Whenever a line carries the word "transport", pull it out of the entries.

(Dataset rows about figures)
- - -

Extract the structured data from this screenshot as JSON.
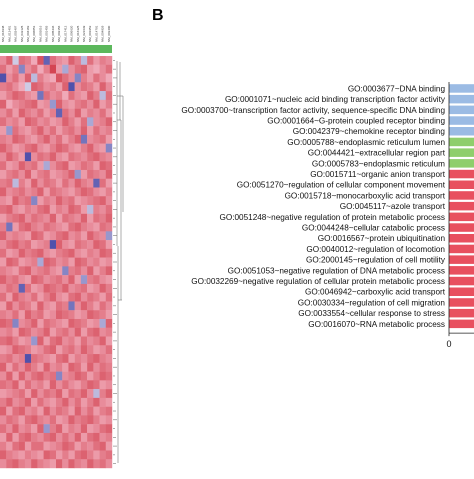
{
  "panel_b_label": "B",
  "chart_data": [
    {
      "type": "heatmap",
      "columns": [
        "NM_016948",
        "NM_012401",
        "NM_002497",
        "NM_033125",
        "NM_004183",
        "NM_006851",
        "NM_003016",
        "NM_001455",
        "NM_005436",
        "NM_002156",
        "NM_017412",
        "NM_006620",
        "NM_016325",
        "NM_021639",
        "NM_001953",
        "NM_014791",
        "NM_004929",
        "NM_003400"
      ],
      "colors": {
        "high": "#cc2936",
        "mid": "#f4b7c6",
        "low": "#3e3fa3",
        "group_bar": "#5cb85c"
      },
      "values": [
        [
          0.3,
          0.6,
          -0.2,
          0.5,
          0.4,
          0.1,
          0.7,
          -0.8,
          0.5,
          0.3,
          0.2,
          0.6,
          0.4,
          -0.3,
          0.5,
          0.2,
          0.4,
          0.3
        ],
        [
          0.5,
          0.2,
          0.4,
          -0.6,
          0.3,
          0.5,
          0.1,
          0.4,
          0.8,
          0.2,
          -0.4,
          0.3,
          0.5,
          0.6,
          0.2,
          0.1,
          0.3,
          0.5
        ],
        [
          -0.9,
          0.3,
          0.5,
          0.2,
          0.6,
          -0.3,
          0.4,
          0.2,
          0.1,
          0.7,
          0.5,
          0.3,
          -0.6,
          0.4,
          0.2,
          0.5,
          0.3,
          0.1
        ],
        [
          0.4,
          0.5,
          0.3,
          0.1,
          -0.2,
          0.6,
          0.5,
          0.3,
          0.4,
          0.2,
          0.6,
          -0.9,
          0.3,
          0.5,
          0.4,
          0.2,
          0.6,
          0.3
        ],
        [
          0.2,
          0.4,
          0.6,
          0.5,
          0.3,
          0.2,
          -0.7,
          0.5,
          0.3,
          0.4,
          0.1,
          0.5,
          0.3,
          0.2,
          0.6,
          0.4,
          -0.3,
          0.5
        ],
        [
          0.6,
          0.1,
          0.3,
          0.4,
          0.5,
          0.6,
          0.2,
          0.3,
          -0.5,
          0.6,
          0.3,
          0.2,
          0.4,
          0.5,
          0.3,
          0.6,
          0.2,
          0.4
        ],
        [
          0.3,
          0.5,
          0.2,
          0.6,
          0.4,
          0.3,
          0.5,
          0.2,
          0.4,
          -0.8,
          0.5,
          0.3,
          0.6,
          0.2,
          0.4,
          0.3,
          0.5,
          0.2
        ],
        [
          0.5,
          0.3,
          0.4,
          0.2,
          0.6,
          0.5,
          0.3,
          0.4,
          0.2,
          0.3,
          0.6,
          0.4,
          0.2,
          0.5,
          -0.4,
          0.3,
          0.4,
          0.6
        ],
        [
          0.2,
          -0.5,
          0.5,
          0.3,
          0.2,
          0.4,
          0.6,
          0.3,
          0.5,
          0.2,
          0.4,
          0.5,
          0.3,
          0.6,
          0.2,
          0.5,
          0.3,
          0.4
        ],
        [
          0.4,
          0.3,
          0.6,
          0.5,
          0.3,
          0.2,
          0.4,
          0.6,
          0.3,
          0.5,
          0.2,
          0.4,
          0.6,
          -0.7,
          0.3,
          0.4,
          0.5,
          0.2
        ],
        [
          0.6,
          0.4,
          0.2,
          0.3,
          0.5,
          0.6,
          0.3,
          0.2,
          0.4,
          0.6,
          0.5,
          0.3,
          0.2,
          0.4,
          0.6,
          0.3,
          0.2,
          -0.6
        ],
        [
          0.3,
          0.6,
          0.4,
          0.2,
          -0.9,
          0.3,
          0.5,
          0.4,
          0.6,
          0.3,
          0.2,
          0.5,
          0.4,
          0.3,
          0.5,
          0.6,
          0.4,
          0.3
        ],
        [
          0.5,
          0.2,
          0.3,
          0.6,
          0.4,
          0.5,
          0.2,
          -0.4,
          0.3,
          0.5,
          0.6,
          0.2,
          0.3,
          0.5,
          0.4,
          0.2,
          0.6,
          0.5
        ],
        [
          0.2,
          0.4,
          0.5,
          0.3,
          0.6,
          0.2,
          0.4,
          0.5,
          0.2,
          0.3,
          0.4,
          0.6,
          -0.5,
          0.2,
          0.5,
          0.4,
          0.3,
          0.6
        ],
        [
          0.4,
          0.5,
          -0.3,
          0.4,
          0.2,
          0.6,
          0.3,
          0.5,
          0.4,
          0.2,
          0.5,
          0.3,
          0.6,
          0.4,
          0.3,
          -0.8,
          0.5,
          0.2
        ],
        [
          0.6,
          0.3,
          0.4,
          0.5,
          0.3,
          0.4,
          0.6,
          0.2,
          0.5,
          0.4,
          0.3,
          0.2,
          0.4,
          0.6,
          0.5,
          0.3,
          0.2,
          0.4
        ],
        [
          0.3,
          0.2,
          0.6,
          0.4,
          0.5,
          -0.6,
          0.2,
          0.4,
          0.3,
          0.6,
          0.4,
          0.5,
          0.2,
          0.3,
          0.4,
          0.5,
          0.6,
          0.3
        ],
        [
          0.5,
          0.6,
          0.3,
          0.2,
          0.4,
          0.3,
          0.5,
          0.6,
          0.2,
          0.4,
          0.3,
          0.6,
          0.5,
          0.2,
          -0.3,
          0.4,
          0.3,
          0.5
        ],
        [
          0.2,
          0.4,
          0.5,
          0.6,
          0.3,
          0.5,
          0.4,
          0.3,
          0.6,
          0.2,
          0.5,
          0.4,
          0.3,
          0.6,
          0.2,
          0.5,
          0.4,
          0.6
        ],
        [
          0.4,
          -0.7,
          0.2,
          0.5,
          0.6,
          0.4,
          0.3,
          0.5,
          0.4,
          0.3,
          0.2,
          0.5,
          0.6,
          0.4,
          0.3,
          0.2,
          0.5,
          0.4
        ],
        [
          0.6,
          0.3,
          0.4,
          0.3,
          0.2,
          0.6,
          0.5,
          0.2,
          0.3,
          0.5,
          0.6,
          0.3,
          0.4,
          0.2,
          0.6,
          0.4,
          0.3,
          -0.5
        ],
        [
          0.3,
          0.5,
          0.6,
          0.4,
          0.5,
          0.2,
          0.3,
          0.4,
          -0.9,
          0.6,
          0.3,
          0.2,
          0.5,
          0.4,
          0.3,
          0.6,
          0.5,
          0.2
        ],
        [
          0.5,
          0.2,
          0.3,
          0.6,
          0.4,
          0.5,
          0.6,
          0.3,
          0.2,
          0.4,
          0.5,
          0.6,
          0.3,
          0.2,
          0.4,
          0.3,
          0.6,
          0.5
        ],
        [
          0.2,
          0.6,
          0.5,
          0.2,
          0.3,
          0.4,
          -0.4,
          0.6,
          0.5,
          0.3,
          0.4,
          0.2,
          0.6,
          0.5,
          0.3,
          0.4,
          0.2,
          0.3
        ],
        [
          0.4,
          0.3,
          0.2,
          0.5,
          0.6,
          0.3,
          0.4,
          0.5,
          0.3,
          0.2,
          -0.6,
          0.4,
          0.5,
          0.3,
          0.6,
          0.2,
          0.4,
          0.6
        ],
        [
          0.6,
          0.4,
          0.5,
          0.3,
          0.2,
          0.6,
          0.5,
          0.3,
          0.4,
          0.5,
          0.3,
          0.6,
          0.2,
          -0.5,
          0.4,
          0.5,
          0.3,
          0.2
        ],
        [
          0.3,
          0.5,
          0.4,
          -0.8,
          0.5,
          0.2,
          0.3,
          0.6,
          0.5,
          0.4,
          0.6,
          0.3,
          0.4,
          0.5,
          0.2,
          0.3,
          0.6,
          0.4
        ],
        [
          0.5,
          0.2,
          0.6,
          0.4,
          0.3,
          0.5,
          0.2,
          0.4,
          0.6,
          0.3,
          0.2,
          0.5,
          0.6,
          0.3,
          0.5,
          0.4,
          0.2,
          0.5
        ],
        [
          0.2,
          0.6,
          0.3,
          0.5,
          0.4,
          0.2,
          0.6,
          0.3,
          0.2,
          0.5,
          0.4,
          -0.7,
          0.3,
          0.6,
          0.4,
          0.2,
          0.5,
          0.3
        ],
        [
          0.4,
          0.3,
          0.5,
          0.2,
          0.6,
          0.4,
          0.5,
          0.2,
          0.3,
          0.6,
          0.5,
          0.4,
          0.2,
          0.3,
          0.6,
          0.5,
          0.4,
          0.2
        ],
        [
          0.6,
          0.5,
          -0.6,
          0.3,
          0.4,
          0.6,
          0.2,
          0.5,
          0.4,
          0.3,
          0.2,
          0.6,
          0.5,
          0.4,
          0.2,
          0.3,
          -0.4,
          0.6
        ],
        [
          0.3,
          0.4,
          0.2,
          0.6,
          0.5,
          0.3,
          0.4,
          0.6,
          0.2,
          0.4,
          0.5,
          0.3,
          0.6,
          0.2,
          0.5,
          0.6,
          0.3,
          0.4
        ],
        [
          0.5,
          0.6,
          0.4,
          0.2,
          0.3,
          -0.5,
          0.6,
          0.2,
          0.5,
          0.6,
          0.3,
          0.4,
          0.2,
          0.5,
          0.3,
          0.4,
          0.6,
          0.2
        ],
        [
          0.2,
          0.3,
          0.6,
          0.5,
          0.4,
          0.2,
          0.3,
          0.5,
          0.6,
          0.2,
          0.4,
          0.5,
          0.3,
          0.6,
          0.4,
          0.2,
          0.3,
          0.5
        ],
        [
          0.4,
          0.5,
          0.3,
          0.4,
          -0.9,
          0.5,
          0.4,
          0.3,
          0.2,
          0.5,
          0.6,
          0.2,
          0.4,
          0.3,
          0.5,
          0.6,
          0.4,
          0.3
        ],
        [
          0.6,
          0.2,
          0.5,
          0.3,
          0.6,
          0.4,
          0.2,
          0.6,
          0.3,
          0.4,
          0.2,
          0.6,
          0.5,
          0.2,
          0.6,
          0.3,
          0.5,
          0.4
        ],
        [
          0.3,
          0.6,
          0.2,
          0.6,
          0.3,
          0.5,
          0.6,
          0.4,
          0.5,
          -0.6,
          0.3,
          0.4,
          0.6,
          0.5,
          0.2,
          0.4,
          0.6,
          0.5
        ],
        [
          0.5,
          0.4,
          0.6,
          0.2,
          0.5,
          0.3,
          0.4,
          0.2,
          0.6,
          0.3,
          0.5,
          0.3,
          0.2,
          0.4,
          0.6,
          0.5,
          0.2,
          0.3
        ],
        [
          0.2,
          0.3,
          0.4,
          0.5,
          0.2,
          0.6,
          0.3,
          0.5,
          0.4,
          0.6,
          0.2,
          0.5,
          0.4,
          0.6,
          0.3,
          -0.3,
          0.4,
          0.6
        ],
        [
          0.4,
          0.6,
          0.3,
          0.4,
          0.6,
          0.2,
          0.5,
          0.3,
          0.2,
          0.4,
          0.6,
          0.3,
          0.5,
          0.2,
          0.4,
          0.6,
          0.3,
          0.2
        ],
        [
          0.6,
          0.2,
          0.5,
          0.6,
          0.3,
          0.4,
          0.2,
          0.6,
          0.3,
          0.5,
          0.4,
          0.2,
          0.6,
          0.3,
          0.5,
          0.2,
          0.4,
          0.5
        ],
        [
          0.3,
          0.5,
          0.4,
          0.2,
          0.5,
          0.6,
          0.4,
          0.3,
          0.5,
          0.2,
          0.3,
          0.6,
          0.4,
          0.5,
          0.6,
          0.4,
          0.2,
          0.3
        ],
        [
          0.5,
          0.3,
          0.6,
          0.3,
          0.4,
          0.2,
          0.6,
          -0.5,
          0.4,
          0.6,
          0.2,
          0.4,
          0.3,
          0.6,
          0.2,
          0.3,
          0.5,
          0.6
        ],
        [
          0.2,
          0.6,
          0.2,
          0.5,
          0.6,
          0.4,
          0.3,
          0.5,
          0.6,
          0.3,
          0.5,
          0.3,
          0.6,
          0.2,
          0.5,
          0.6,
          0.3,
          0.4
        ],
        [
          0.4,
          0.2,
          0.5,
          0.6,
          0.2,
          0.5,
          0.5,
          0.2,
          0.3,
          0.4,
          0.6,
          0.5,
          0.2,
          0.4,
          0.3,
          0.5,
          0.6,
          0.2
        ],
        [
          0.6,
          0.4,
          0.3,
          0.2,
          0.4,
          0.3,
          0.2,
          0.6,
          0.5,
          0.2,
          0.4,
          0.2,
          0.5,
          0.6,
          0.4,
          0.2,
          0.4,
          0.5
        ],
        [
          0.3,
          0.5,
          0.6,
          0.4,
          0.3,
          0.6,
          0.4,
          0.3,
          0.2,
          0.6,
          0.3,
          0.6,
          0.4,
          0.3,
          0.6,
          0.4,
          0.5,
          0.3
        ]
      ]
    },
    {
      "type": "bar",
      "orientation": "horizontal",
      "categories": [
        "GO:0003677~DNA binding",
        "GO:0001071~nucleic acid binding transcription factor activity",
        "GO:0003700~transcription factor activity, sequence-specific DNA binding",
        "GO:0001664~G-protein coupled receptor binding",
        "GO:0042379~chemokine receptor binding",
        "GO:0005788~endoplasmic reticulum lumen",
        "GO:0044421~extracellular region part",
        "GO:0005783~endoplasmic reticulum",
        "GO:0015711~organic anion transport",
        "GO:0051270~regulation of cellular component movement",
        "GO:0015718~monocarboxylic acid transport",
        "GO:0045117~azole transport",
        "GO:0051248~negative regulation of protein metabolic process",
        "GO:0044248~cellular catabolic process",
        "GO:0016567~protein ubiquitination",
        "GO:0040012~regulation of locomotion",
        "GO:2000145~regulation of cell motility",
        "GO:0051053~negative regulation of DNA metabolic process",
        "GO:0032269~negative regulation of cellular protein metabolic process",
        "GO:0046942~carboxylic acid transport",
        "GO:0030334~regulation of cell migration",
        "GO:0033554~cellular response to stress",
        "GO:0016070~RNA metabolic process"
      ],
      "groups": [
        "MF",
        "MF",
        "MF",
        "MF",
        "MF",
        "CC",
        "CC",
        "CC",
        "BP",
        "BP",
        "BP",
        "BP",
        "BP",
        "BP",
        "BP",
        "BP",
        "BP",
        "BP",
        "BP",
        "BP",
        "BP",
        "BP",
        "BP"
      ],
      "group_colors": {
        "MF": "#9bbbe4",
        "CC": "#8fce6c",
        "BP": "#e8505f"
      },
      "xtick_labels": [
        "0"
      ]
    }
  ]
}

- - -

YOUR RESPONSE:
        "GO:0015711~organic anion transport",
        "GO:0015718~monocarboxylic acid transport",
        "GO:0045117~azole transport",
        "GO:0046942~carboxylic acid transport",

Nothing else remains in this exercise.